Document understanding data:
-------------------------

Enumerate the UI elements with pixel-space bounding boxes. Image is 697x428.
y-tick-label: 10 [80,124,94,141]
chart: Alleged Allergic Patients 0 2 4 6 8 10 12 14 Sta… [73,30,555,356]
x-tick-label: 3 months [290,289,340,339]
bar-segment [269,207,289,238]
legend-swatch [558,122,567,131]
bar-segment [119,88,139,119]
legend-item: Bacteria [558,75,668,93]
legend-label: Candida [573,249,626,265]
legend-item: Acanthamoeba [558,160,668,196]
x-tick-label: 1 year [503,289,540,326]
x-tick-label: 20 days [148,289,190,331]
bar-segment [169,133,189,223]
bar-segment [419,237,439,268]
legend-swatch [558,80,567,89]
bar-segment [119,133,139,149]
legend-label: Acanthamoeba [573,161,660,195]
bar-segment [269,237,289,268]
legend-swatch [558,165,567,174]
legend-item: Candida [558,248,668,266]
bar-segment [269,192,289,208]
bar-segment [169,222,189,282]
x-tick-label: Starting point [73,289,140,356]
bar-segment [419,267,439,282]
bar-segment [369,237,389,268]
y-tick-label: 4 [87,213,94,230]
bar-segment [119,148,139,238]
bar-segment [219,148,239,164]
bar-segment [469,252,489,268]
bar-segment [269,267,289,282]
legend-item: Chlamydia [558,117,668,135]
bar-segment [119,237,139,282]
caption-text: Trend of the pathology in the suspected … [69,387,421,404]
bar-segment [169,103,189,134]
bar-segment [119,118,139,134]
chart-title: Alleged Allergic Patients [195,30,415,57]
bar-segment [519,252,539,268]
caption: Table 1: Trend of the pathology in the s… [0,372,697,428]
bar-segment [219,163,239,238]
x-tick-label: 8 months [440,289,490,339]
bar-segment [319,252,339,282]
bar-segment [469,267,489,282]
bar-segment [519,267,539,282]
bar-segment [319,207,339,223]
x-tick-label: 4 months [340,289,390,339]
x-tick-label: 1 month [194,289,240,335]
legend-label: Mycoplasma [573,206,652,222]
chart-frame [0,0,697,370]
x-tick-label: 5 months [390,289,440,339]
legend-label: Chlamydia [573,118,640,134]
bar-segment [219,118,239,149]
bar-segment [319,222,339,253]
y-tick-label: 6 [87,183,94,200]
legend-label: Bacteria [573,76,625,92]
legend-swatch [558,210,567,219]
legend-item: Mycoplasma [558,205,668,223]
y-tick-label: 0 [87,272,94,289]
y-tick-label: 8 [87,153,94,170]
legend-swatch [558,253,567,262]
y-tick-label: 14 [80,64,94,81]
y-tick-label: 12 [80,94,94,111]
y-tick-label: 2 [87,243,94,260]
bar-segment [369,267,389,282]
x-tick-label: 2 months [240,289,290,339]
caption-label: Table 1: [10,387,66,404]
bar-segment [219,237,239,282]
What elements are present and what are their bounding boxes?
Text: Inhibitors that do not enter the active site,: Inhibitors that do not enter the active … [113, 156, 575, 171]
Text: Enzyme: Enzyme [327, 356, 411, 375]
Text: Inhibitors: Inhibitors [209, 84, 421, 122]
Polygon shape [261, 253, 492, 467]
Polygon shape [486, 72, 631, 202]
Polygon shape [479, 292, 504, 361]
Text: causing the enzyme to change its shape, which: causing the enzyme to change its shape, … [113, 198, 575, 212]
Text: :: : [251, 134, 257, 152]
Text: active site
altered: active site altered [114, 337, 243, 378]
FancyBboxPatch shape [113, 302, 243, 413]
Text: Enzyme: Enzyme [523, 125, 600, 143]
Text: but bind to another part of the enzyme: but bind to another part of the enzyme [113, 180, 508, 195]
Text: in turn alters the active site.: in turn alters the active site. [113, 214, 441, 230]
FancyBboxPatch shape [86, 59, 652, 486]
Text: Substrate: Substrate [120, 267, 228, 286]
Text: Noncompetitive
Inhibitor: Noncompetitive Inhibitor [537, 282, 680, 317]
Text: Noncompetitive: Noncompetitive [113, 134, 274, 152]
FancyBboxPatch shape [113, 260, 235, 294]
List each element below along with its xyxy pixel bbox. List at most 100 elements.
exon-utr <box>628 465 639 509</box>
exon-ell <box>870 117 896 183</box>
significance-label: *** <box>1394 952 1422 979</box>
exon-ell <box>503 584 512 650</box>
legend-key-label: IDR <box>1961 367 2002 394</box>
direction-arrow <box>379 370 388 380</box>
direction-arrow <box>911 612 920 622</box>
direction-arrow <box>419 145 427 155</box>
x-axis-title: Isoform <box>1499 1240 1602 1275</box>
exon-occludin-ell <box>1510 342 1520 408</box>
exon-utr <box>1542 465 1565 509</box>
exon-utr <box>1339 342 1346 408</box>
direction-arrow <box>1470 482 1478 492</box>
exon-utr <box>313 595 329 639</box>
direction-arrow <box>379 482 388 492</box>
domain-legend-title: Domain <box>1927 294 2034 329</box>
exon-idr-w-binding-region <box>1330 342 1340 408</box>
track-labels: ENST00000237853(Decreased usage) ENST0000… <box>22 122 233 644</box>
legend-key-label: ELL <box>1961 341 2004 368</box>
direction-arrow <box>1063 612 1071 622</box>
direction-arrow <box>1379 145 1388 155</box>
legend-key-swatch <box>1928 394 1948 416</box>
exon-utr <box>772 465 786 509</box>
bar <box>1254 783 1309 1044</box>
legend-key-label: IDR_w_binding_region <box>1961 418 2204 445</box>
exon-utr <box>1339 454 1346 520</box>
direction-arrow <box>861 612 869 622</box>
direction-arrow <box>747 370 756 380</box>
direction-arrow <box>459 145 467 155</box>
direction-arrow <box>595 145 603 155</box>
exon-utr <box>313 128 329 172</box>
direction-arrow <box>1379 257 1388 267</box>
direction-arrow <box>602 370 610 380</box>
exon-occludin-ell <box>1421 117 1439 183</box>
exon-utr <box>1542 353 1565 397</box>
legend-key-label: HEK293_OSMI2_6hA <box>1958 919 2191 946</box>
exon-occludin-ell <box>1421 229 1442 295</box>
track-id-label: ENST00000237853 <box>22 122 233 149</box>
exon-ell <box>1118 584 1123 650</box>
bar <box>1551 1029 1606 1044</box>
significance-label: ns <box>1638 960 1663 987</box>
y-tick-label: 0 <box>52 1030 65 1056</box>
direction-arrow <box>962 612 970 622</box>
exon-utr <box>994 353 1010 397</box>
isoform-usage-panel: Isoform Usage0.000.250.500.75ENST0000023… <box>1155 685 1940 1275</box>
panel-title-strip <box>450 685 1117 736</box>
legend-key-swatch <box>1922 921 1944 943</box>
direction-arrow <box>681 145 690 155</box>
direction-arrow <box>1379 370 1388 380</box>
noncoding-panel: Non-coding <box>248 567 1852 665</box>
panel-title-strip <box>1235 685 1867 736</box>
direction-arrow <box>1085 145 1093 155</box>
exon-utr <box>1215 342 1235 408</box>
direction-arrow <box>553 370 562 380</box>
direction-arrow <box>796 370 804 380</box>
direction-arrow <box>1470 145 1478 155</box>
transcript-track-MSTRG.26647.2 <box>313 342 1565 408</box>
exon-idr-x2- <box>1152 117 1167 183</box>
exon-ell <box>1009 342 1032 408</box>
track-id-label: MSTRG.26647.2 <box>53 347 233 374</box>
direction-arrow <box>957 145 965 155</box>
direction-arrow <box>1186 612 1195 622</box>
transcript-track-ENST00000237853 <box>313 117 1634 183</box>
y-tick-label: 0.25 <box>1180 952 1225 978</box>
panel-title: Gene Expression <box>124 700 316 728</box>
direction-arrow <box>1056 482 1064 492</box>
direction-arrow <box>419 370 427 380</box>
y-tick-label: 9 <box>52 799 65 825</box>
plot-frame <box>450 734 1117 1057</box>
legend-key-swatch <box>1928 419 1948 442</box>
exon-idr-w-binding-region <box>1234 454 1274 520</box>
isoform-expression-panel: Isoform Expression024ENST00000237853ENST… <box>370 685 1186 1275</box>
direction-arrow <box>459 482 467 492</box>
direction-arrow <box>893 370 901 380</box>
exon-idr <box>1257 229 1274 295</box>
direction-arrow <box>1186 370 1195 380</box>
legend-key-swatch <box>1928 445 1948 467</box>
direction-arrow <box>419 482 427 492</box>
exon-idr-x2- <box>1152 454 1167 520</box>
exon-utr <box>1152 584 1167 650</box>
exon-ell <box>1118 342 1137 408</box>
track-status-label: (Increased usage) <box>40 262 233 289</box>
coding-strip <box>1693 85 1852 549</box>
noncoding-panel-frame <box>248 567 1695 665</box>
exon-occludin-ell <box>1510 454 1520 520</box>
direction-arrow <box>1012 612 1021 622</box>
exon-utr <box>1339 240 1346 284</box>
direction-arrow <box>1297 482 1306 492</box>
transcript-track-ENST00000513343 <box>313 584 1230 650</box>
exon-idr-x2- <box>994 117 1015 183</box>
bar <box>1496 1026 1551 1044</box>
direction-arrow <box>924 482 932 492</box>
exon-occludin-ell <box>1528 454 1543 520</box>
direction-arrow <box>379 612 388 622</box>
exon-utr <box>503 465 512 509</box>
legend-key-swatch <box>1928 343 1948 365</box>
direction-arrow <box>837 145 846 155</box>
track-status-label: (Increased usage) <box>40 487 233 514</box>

-------------------------

| Exercise prompt |
Take every line from the data that includes the word "Mycoplasma".

| Exercise response |
legend-label: Mycoplasma [573,206,652,222]
legend-item: Mycoplasma [558,205,668,223]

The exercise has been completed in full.